**What the task asks**: Lay out the rows from the very first line through the line containing "series-line-1 [607,209,760,259]", both ends included, as a Markdown table with the columns No. and Line. Leave out any blank lines.

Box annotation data
● ● ●
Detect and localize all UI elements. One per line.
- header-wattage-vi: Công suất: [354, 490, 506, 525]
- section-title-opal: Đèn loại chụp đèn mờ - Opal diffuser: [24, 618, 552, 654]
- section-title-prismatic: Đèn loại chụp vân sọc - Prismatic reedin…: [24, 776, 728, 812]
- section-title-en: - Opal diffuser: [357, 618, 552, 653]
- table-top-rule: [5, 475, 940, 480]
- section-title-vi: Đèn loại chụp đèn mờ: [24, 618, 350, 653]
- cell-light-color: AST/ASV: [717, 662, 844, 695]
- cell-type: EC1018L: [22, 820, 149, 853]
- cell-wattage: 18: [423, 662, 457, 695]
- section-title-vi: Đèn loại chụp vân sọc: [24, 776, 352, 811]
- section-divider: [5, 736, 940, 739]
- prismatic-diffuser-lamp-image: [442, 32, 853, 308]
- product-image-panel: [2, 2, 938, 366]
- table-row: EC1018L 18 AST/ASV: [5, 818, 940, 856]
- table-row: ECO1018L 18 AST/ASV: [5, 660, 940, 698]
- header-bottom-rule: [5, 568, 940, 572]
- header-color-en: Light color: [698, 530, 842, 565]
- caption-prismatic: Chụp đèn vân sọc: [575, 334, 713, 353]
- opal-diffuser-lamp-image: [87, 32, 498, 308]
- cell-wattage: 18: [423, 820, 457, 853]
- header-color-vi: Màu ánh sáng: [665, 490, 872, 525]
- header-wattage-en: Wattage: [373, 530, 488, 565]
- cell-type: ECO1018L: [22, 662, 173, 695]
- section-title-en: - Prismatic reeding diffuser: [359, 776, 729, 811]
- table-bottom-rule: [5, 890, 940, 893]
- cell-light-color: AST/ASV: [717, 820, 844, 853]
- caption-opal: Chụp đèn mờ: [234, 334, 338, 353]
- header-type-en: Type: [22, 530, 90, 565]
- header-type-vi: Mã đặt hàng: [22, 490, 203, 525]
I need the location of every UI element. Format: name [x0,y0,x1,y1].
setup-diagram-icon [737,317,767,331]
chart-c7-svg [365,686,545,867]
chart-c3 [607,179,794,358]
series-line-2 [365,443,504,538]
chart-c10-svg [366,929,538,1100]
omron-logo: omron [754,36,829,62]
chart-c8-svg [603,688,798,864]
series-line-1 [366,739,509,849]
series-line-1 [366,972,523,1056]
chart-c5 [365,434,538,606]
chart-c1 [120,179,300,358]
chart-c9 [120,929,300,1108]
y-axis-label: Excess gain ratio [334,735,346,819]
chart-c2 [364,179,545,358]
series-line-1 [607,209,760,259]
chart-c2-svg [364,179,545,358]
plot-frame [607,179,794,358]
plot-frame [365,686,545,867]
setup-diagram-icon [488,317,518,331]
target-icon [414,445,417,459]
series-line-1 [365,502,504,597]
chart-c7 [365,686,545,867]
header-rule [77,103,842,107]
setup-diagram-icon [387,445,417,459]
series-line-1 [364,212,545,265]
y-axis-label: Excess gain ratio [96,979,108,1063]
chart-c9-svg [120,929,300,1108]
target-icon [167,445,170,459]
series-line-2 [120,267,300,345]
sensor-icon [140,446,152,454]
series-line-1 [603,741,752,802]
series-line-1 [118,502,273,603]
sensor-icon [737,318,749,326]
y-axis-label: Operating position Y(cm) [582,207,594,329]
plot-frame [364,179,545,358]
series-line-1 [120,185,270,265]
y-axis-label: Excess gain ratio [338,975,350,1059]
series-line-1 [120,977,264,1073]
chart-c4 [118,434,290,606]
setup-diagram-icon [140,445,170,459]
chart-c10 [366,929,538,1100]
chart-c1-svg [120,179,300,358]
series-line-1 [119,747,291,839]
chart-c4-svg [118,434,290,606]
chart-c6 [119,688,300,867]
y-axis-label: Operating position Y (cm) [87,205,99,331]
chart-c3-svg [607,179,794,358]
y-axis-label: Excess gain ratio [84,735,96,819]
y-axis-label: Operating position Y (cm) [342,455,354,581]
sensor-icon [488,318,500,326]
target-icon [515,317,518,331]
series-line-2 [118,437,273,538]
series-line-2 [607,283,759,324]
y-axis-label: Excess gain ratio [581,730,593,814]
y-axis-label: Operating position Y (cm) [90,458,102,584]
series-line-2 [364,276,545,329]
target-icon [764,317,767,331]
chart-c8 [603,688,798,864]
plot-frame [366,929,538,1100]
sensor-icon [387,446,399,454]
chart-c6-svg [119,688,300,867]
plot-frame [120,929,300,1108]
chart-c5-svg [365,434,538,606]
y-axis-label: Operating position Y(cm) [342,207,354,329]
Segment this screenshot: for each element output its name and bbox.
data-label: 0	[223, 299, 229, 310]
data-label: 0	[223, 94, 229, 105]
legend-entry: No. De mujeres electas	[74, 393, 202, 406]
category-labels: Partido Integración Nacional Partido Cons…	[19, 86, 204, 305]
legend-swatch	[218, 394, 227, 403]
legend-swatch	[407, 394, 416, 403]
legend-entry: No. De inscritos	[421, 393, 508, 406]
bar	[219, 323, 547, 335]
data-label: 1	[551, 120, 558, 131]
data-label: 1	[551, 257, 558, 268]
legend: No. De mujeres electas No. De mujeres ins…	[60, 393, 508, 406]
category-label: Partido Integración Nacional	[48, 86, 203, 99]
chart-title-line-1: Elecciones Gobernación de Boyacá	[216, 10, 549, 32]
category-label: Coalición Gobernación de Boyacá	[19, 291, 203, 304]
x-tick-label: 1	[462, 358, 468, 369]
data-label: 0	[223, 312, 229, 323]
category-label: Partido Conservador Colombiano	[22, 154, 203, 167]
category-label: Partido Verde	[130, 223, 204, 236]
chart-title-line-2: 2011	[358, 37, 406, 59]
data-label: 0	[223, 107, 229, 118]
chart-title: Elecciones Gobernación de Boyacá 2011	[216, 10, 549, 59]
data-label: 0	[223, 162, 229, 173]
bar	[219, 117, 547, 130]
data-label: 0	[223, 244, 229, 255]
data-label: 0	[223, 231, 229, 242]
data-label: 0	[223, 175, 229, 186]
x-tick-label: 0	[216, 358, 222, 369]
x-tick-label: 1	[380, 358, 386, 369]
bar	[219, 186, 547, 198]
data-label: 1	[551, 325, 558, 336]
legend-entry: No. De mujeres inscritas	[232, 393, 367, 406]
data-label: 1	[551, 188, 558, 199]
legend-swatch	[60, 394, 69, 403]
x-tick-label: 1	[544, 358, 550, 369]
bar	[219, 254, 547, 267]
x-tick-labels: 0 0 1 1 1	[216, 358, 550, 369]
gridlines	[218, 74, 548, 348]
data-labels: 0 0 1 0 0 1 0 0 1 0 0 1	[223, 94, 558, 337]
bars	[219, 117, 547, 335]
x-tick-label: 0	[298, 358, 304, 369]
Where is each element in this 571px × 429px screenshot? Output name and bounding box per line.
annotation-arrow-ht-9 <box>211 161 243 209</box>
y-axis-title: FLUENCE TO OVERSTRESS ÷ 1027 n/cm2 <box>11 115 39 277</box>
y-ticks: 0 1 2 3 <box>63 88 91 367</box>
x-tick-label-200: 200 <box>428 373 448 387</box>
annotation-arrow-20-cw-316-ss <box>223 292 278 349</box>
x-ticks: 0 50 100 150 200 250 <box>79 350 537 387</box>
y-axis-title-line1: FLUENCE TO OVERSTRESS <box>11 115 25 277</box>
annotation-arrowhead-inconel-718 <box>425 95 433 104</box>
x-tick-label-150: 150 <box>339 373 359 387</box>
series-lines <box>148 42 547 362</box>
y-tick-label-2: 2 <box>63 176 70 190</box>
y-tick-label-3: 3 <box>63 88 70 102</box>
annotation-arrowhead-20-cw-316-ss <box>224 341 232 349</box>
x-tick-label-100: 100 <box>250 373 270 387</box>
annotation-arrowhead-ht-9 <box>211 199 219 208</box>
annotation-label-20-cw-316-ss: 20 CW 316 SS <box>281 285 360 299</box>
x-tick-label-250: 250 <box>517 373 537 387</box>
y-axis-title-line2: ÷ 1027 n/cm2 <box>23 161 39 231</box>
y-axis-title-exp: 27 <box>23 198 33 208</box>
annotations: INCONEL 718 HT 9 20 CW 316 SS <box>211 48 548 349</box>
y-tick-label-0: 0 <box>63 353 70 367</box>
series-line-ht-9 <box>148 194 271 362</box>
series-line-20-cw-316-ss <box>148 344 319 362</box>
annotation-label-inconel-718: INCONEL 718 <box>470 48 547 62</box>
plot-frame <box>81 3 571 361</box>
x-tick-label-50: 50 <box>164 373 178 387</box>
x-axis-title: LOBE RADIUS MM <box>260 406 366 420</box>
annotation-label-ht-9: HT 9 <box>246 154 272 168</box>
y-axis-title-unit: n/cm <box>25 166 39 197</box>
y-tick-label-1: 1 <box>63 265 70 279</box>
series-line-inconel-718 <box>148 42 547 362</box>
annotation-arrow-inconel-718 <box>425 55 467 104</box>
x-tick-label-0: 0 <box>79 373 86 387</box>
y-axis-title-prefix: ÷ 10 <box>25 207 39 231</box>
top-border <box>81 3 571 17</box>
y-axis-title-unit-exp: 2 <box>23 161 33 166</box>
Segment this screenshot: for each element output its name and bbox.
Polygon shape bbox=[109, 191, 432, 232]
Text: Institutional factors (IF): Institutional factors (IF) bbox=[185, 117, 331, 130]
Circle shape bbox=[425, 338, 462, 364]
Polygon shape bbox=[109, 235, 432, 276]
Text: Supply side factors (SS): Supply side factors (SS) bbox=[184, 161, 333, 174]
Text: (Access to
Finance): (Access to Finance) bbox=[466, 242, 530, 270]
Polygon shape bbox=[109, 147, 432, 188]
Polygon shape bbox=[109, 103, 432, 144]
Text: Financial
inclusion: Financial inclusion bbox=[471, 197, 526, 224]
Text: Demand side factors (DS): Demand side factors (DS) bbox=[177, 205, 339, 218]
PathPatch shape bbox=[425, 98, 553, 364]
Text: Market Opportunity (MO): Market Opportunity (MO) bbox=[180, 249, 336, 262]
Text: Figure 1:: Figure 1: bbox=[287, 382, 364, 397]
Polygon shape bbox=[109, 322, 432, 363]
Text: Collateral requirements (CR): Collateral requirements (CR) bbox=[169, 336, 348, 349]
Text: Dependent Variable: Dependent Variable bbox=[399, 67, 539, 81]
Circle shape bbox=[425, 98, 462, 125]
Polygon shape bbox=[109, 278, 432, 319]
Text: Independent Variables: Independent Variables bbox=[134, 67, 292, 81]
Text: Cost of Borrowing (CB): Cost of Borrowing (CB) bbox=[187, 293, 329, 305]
● ● ●
**Answer in full**:
| No. | Line |
|---|---|
| 1 | Detect and localize all UI elements. One per line. |
| 2 | - header-wattage-vi: Công suất: [354, 490, 506, 525] |
| 3 | - section-title-opal: Đèn loại chụp đèn mờ - Opal diffuser: [24, 618, 552, 654] |
| 4 | - section-title-prismatic: Đèn loại chụp vân sọc - Prismatic reedin…: [24, 776, 728, 812] |
| 5 | - section-title-en: - Opal diffuser: [357, 618, 552, 653] |
| 6 | - table-top-rule: [5, 475, 940, 480] |
| 7 | - section-title-vi: Đèn loại chụp đèn mờ: [24, 618, 350, 653] |
| 8 | - cell-light-color: AST/ASV: [717, 662, 844, 695] |
| 9 | - cell-type: EC1018L: [22, 820, 149, 853] |
| 10 | - cell-wattage: 18: [423, 662, 457, 695] |
| 11 | - section-title-vi: Đèn loại chụp vân sọc: [24, 776, 352, 811] |
| 12 | - section-divider: [5, 736, 940, 739] |
| 13 | - prismatic-diffuser-lamp-image: [442, 32, 853, 308] |
| 14 | - product-image-panel: [2, 2, 938, 366] |
| 15 | - table-row: EC1018L 18 AST/ASV: [5, 818, 940, 856] |
| 16 | - table-row: ECO1018L 18 AST/ASV: [5, 660, 940, 698] |
| 17 | - header-bottom-rule: [5, 568, 940, 572] |
| 18 | - header-color-en: Light color: [698, 530, 842, 565] |
| 19 | - caption-prismatic: Chụp đèn vân sọc: [575, 334, 713, 353] |
| 20 | - opal-diffuser-lamp-image: [87, 32, 498, 308] |
| 21 | - cell-wattage: 18: [423, 820, 457, 853] |
| 22 | - header-color-vi: Màu ánh sáng: [665, 490, 872, 525] |
| 23 | - header-wattage-en: Wattage: [373, 530, 488, 565] |
| 24 | - cell-type: ECO1018L: [22, 662, 173, 695] |
| 25 | - section-title-en: - Prismatic reeding diffuser: [359, 776, 729, 811] |
| 26 | - table-bottom-rule: [5, 890, 940, 893] |
| 27 | - cell-light-color: AST/ASV: [717, 820, 844, 853] |
| 28 | - caption-opal: Chụp đèn mờ: [234, 334, 338, 353] |
| 29 | - header-type-en: Type: [22, 530, 90, 565] |
| 30 | - header-type-vi: Mã đặt hàng: [22, 490, 203, 525] |
| 31 | I need the location of every UI element. Format: name [x0,y0,x1,y1]. |
| 32 | setup-diagram-icon [737,317,767,331] |
| 33 | chart-c7-svg [365,686,545,867] |
| 34 | chart-c3 [607,179,794,358] |
| 35 | series-line-2 [365,443,504,538] |
| 36 | chart-c10-svg [366,929,538,1100] |
| 37 | omron-logo: omron [754,36,829,62] |
| 38 | chart-c8-svg [603,688,798,864] |
| 39 | series-line-1 [366,739,509,849] |
| 40 | series-line-1 [366,972,523,1056] |
| 41 | chart-c5 [365,434,538,606] |
| 42 | chart-c1 [120,179,300,358] |
| 43 | chart-c9 [120,929,300,1108] |
| 44 | y-axis-label: Excess gain ratio [334,735,346,819] |
| 45 | chart-c2 [364,179,545,358] |
| 46 | series-line-1 [607,209,760,259] |